===== Given data

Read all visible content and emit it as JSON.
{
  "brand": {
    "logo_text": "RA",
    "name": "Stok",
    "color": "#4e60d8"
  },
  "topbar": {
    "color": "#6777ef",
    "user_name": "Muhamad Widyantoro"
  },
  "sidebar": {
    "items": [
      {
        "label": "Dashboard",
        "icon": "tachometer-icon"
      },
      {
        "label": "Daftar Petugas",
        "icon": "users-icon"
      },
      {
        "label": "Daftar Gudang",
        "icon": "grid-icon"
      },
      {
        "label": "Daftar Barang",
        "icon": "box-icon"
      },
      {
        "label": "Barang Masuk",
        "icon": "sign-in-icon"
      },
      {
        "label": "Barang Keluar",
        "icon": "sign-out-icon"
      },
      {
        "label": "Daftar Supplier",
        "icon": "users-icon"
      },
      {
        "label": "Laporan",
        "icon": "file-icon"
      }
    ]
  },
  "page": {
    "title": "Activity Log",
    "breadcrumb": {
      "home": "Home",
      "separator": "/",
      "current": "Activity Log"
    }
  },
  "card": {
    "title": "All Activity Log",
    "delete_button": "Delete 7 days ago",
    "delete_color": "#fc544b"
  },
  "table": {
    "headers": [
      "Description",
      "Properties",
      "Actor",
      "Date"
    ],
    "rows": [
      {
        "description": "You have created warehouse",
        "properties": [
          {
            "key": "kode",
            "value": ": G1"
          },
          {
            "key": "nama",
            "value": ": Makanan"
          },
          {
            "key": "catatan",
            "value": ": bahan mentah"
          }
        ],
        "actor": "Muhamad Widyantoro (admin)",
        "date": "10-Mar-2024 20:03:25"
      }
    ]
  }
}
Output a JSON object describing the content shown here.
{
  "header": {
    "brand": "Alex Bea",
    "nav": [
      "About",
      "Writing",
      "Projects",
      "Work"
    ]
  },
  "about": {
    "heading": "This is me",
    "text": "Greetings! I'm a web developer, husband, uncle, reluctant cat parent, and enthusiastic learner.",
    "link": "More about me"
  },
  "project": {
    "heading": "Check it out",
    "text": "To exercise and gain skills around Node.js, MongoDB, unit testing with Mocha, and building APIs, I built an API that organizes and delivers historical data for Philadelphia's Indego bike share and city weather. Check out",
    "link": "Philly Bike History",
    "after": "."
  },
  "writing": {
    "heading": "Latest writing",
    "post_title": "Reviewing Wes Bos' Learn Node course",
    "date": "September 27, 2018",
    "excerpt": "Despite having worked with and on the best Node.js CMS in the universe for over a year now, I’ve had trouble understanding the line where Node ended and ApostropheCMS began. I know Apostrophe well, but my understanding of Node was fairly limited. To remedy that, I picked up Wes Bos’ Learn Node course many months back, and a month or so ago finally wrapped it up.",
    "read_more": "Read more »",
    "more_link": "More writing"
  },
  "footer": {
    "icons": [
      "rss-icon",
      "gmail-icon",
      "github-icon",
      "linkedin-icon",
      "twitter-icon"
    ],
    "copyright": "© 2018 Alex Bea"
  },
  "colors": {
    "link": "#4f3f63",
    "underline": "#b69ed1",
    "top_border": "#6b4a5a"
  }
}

==========

* Task requirements
Return all the lines that contain the string "JSON".

* Result of the task
Read all visible content and emit it as JSON.
Output a JSON object describing the content shown here.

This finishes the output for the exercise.